## Set exercise
Go through the entries below and retype them exactly, omitting each picture.

Entries with figure data
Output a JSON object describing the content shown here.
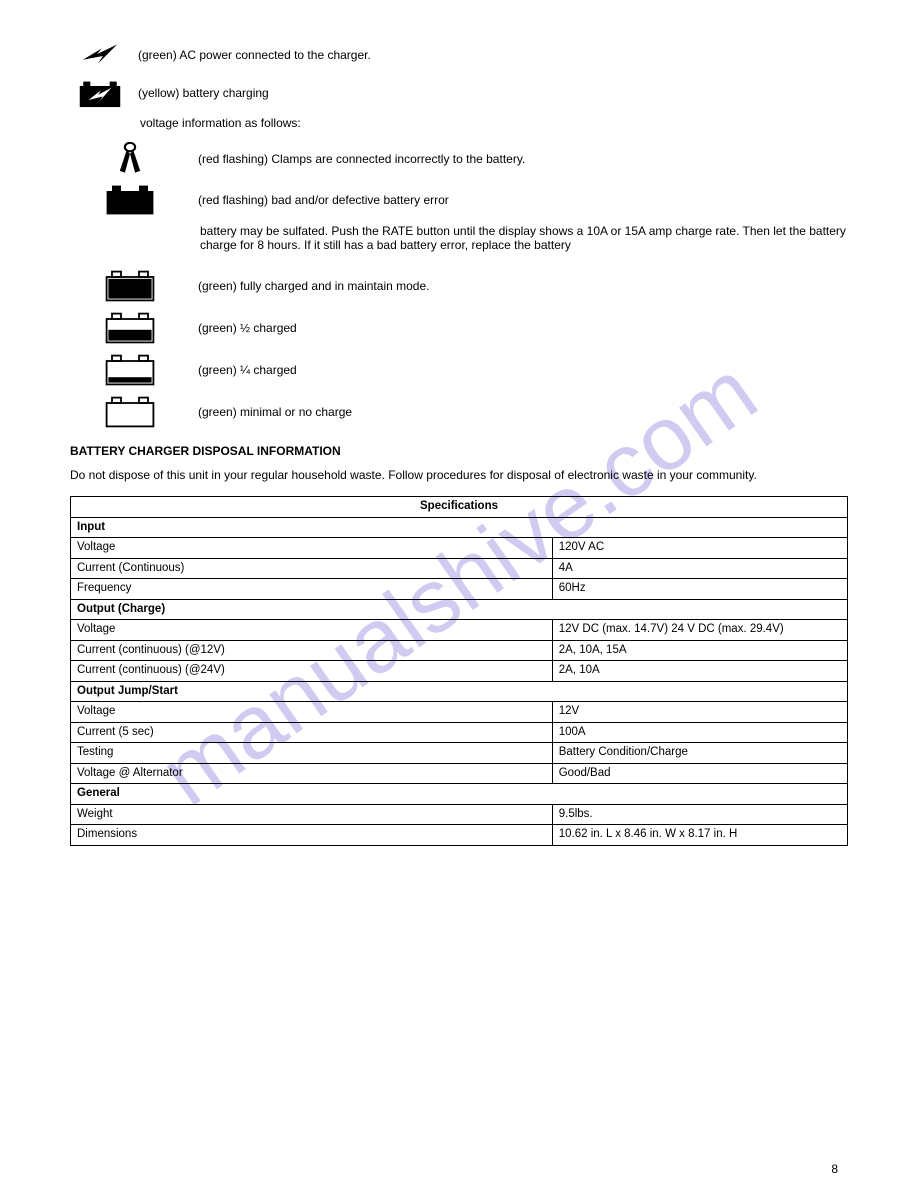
{
  "watermark": "manualshive.com",
  "top": {
    "power": {
      "label": "(green) AC power connected to the charger.",
      "icon": "bolt-icon"
    },
    "charging": {
      "label": "(yellow) battery charging",
      "desc": "voltage information as follows:",
      "icon": "battery-bolt-icon"
    },
    "clamps": {
      "label": "(red flashing) Clamps are connected incorrectly to the battery.",
      "icon": "clamps-icon"
    },
    "bad": {
      "label": "(red flashing) bad and/or defective battery error",
      "desc": "battery may be sulfated. Push the RATE button until the display shows a 10A or 15A amp charge rate. Then let the battery charge for 8 hours. If it still has a bad battery error, replace the battery",
      "icon": "battery-solid-icon"
    },
    "full": {
      "label": "(green) fully charged and in maintain mode.",
      "icon": "battery-full-icon"
    },
    "half": {
      "label": "(green) ½ charged",
      "icon": "battery-half-icon"
    },
    "quarter": {
      "label": "(green) ¼ charged",
      "icon": "battery-quarter-icon"
    },
    "empty": {
      "label": "(green) minimal or no charge",
      "icon": "battery-empty-icon"
    }
  },
  "disposal": {
    "head": "BATTERY CHARGER DISPOSAL INFORMATION",
    "text": "Do not dispose of this unit in your regular household waste. Follow procedures for disposal of electronic waste in your community."
  },
  "specs": {
    "title": "Specifications",
    "groups": [
      {
        "header": "Input",
        "rows": [
          [
            "Voltage",
            "120V AC"
          ],
          [
            "Current (Continuous)",
            "4A"
          ],
          [
            "Frequency",
            "60Hz"
          ]
        ]
      },
      {
        "header": "Output (Charge)",
        "rows": [
          [
            "Voltage",
            "12V DC (max. 14.7V) 24 V DC (max. 29.4V)"
          ],
          [
            "Current (continuous) (@12V)",
            "2A, 10A, 15A"
          ],
          [
            "Current (continuous) (@24V)",
            "2A, 10A"
          ]
        ]
      },
      {
        "header": "Output Jump/Start",
        "rows": [
          [
            "Voltage",
            "12V"
          ],
          [
            "Current (5 sec)",
            "100A"
          ],
          [
            "Testing",
            "Battery Condition/Charge"
          ],
          [
            "Voltage @ Alternator",
            "Good/Bad"
          ]
        ]
      },
      {
        "header": "General",
        "rows": [
          [
            "Weight",
            "9.5lbs."
          ],
          [
            "Dimensions",
            "10.62 in. L x 8.46 in. W x 8.17 in. H"
          ]
        ]
      }
    ]
  },
  "page_number": "8"
}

## Full answer
Output a JSON object describing the content shown here.
{
  "watermark": "manualshive.com",
  "top": {
    "power": {
      "label": "(green) AC power connected to the charger.",
      "icon": "bolt-icon"
    },
    "charging": {
      "label": "(yellow) battery charging",
      "desc": "voltage information as follows:",
      "icon": "battery-bolt-icon"
    },
    "clamps": {
      "label": "(red flashing) Clamps are connected incorrectly to the battery.",
      "icon": "clamps-icon"
    },
    "bad": {
      "label": "(red flashing) bad and/or defective battery error",
      "desc": "battery may be sulfated. Push the RATE button until the display shows a 10A or 15A amp charge rate. Then let the battery charge for 8 hours. If it still has a bad battery error, replace the battery",
      "icon": "battery-solid-icon"
    },
    "full": {
      "label": "(green) fully charged and in maintain mode.",
      "icon": "battery-full-icon"
    },
    "half": {
      "label": "(green) ½ charged",
      "icon": "battery-half-icon"
    },
    "quarter": {
      "label": "(green) ¼ charged",
      "icon": "battery-quarter-icon"
    },
    "empty": {
      "label": "(green) minimal or no charge",
      "icon": "battery-empty-icon"
    }
  },
  "disposal": {
    "head": "BATTERY CHARGER DISPOSAL INFORMATION",
    "text": "Do not dispose of this unit in your regular household waste. Follow procedures for disposal of electronic waste in your community."
  },
  "specs": {
    "title": "Specifications",
    "groups": [
      {
        "header": "Input",
        "rows": [
          [
            "Voltage",
            "120V AC"
          ],
          [
            "Current (Continuous)",
            "4A"
          ],
          [
            "Frequency",
            "60Hz"
          ]
        ]
      },
      {
        "header": "Output (Charge)",
        "rows": [
          [
            "Voltage",
            "12V DC (max. 14.7V) 24 V DC (max. 29.4V)"
          ],
          [
            "Current (continuous) (@12V)",
            "2A, 10A, 15A"
          ],
          [
            "Current (continuous) (@24V)",
            "2A, 10A"
          ]
        ]
      },
      {
        "header": "Output Jump/Start",
        "rows": [
          [
            "Voltage",
            "12V"
          ],
          [
            "Current (5 sec)",
            "100A"
          ],
          [
            "Testing",
            "Battery Condition/Charge"
          ],
          [
            "Voltage @ Alternator",
            "Good/Bad"
          ]
        ]
      },
      {
        "header": "General",
        "rows": [
          [
            "Weight",
            "9.5lbs."
          ],
          [
            "Dimensions",
            "10.62 in. L x 8.46 in. W x 8.17 in. H"
          ]
        ]
      }
    ]
  },
  "page_number": "8"
}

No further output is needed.